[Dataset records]
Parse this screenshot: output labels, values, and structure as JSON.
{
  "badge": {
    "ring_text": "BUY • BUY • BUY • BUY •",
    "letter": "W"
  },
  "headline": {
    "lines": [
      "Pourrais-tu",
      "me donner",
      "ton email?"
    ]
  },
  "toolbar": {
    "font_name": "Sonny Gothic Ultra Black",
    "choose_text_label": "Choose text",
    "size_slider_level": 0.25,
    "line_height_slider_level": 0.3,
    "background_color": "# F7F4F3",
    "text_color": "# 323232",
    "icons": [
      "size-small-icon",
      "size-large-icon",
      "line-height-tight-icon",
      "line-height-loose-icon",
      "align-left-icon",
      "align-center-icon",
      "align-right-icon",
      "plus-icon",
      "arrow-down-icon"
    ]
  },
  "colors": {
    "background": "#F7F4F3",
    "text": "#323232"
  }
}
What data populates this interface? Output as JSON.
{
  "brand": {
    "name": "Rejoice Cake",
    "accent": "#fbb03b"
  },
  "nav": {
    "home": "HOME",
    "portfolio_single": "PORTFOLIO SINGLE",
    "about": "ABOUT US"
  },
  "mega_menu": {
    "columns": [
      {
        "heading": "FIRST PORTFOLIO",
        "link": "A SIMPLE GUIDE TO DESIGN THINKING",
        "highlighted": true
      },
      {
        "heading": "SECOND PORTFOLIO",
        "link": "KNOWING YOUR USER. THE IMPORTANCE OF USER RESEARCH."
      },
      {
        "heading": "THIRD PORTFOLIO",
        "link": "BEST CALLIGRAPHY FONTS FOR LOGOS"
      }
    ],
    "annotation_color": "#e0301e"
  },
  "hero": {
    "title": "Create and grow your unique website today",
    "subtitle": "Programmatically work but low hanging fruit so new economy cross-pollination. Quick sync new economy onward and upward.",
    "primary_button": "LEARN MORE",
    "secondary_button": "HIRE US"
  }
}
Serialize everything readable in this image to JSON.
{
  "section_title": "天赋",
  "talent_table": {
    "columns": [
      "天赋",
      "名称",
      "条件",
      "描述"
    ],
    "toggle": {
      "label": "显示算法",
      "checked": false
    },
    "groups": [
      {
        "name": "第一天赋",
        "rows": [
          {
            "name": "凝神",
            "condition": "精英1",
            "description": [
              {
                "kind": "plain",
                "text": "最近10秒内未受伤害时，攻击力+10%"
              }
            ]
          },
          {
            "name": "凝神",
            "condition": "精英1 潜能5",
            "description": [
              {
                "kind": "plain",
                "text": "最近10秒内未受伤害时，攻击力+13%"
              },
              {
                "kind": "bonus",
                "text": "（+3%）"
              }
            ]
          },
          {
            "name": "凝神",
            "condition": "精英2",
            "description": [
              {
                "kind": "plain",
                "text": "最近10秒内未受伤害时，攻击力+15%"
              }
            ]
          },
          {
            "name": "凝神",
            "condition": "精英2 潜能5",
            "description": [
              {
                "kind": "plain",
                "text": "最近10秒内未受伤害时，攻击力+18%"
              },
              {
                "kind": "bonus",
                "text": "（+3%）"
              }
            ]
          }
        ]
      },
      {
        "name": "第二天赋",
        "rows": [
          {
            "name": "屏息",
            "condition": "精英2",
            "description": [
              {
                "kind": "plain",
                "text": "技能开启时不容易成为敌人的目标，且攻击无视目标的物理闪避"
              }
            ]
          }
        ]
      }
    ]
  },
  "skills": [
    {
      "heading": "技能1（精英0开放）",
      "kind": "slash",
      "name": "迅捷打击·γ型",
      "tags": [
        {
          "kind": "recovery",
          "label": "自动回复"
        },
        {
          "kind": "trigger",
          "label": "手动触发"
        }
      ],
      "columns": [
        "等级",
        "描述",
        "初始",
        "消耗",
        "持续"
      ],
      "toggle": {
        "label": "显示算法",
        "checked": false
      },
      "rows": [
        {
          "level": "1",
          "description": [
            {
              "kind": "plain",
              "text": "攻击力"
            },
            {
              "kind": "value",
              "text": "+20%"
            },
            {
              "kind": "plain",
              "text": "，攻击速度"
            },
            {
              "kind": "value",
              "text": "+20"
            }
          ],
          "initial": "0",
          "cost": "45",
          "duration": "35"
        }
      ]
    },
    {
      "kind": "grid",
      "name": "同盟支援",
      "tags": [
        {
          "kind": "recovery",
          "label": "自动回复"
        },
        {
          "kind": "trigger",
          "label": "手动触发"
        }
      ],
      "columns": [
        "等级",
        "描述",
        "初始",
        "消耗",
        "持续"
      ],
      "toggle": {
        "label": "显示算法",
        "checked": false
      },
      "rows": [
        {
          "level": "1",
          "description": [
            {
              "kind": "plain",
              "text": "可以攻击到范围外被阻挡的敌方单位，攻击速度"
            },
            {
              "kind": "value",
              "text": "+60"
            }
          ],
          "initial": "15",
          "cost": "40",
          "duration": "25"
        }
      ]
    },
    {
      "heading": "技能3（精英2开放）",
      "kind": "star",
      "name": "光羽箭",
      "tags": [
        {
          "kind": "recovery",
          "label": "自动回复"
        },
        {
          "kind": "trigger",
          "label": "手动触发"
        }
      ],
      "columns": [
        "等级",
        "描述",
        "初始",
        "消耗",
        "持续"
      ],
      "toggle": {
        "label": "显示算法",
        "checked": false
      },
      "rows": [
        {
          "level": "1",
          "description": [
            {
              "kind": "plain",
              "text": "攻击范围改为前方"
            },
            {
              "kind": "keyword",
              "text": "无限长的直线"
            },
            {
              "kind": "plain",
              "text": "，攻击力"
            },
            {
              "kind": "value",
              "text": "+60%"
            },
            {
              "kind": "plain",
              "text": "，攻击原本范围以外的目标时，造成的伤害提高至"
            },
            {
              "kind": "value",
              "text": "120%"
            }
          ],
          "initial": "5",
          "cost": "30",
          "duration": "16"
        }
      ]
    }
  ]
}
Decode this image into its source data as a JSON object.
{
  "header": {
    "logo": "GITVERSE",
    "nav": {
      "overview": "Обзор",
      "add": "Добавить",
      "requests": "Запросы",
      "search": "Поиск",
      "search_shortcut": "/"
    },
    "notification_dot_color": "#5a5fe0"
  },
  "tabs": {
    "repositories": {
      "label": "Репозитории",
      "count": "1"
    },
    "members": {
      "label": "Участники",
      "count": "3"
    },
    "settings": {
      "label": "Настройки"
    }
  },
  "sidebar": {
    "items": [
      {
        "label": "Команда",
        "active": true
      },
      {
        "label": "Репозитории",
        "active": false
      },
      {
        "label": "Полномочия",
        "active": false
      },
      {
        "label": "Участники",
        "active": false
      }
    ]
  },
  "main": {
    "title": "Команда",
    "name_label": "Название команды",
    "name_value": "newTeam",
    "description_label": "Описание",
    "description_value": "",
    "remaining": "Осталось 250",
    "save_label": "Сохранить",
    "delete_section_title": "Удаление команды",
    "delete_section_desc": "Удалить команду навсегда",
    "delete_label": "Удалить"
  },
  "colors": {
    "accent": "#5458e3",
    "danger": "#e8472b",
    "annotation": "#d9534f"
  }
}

→ WHAT IS BEING ASKED:
The lines above form a set of records; determine how many of them contain the string "команды" and give that number alone.

→ COMPLETED EXERCISE:
2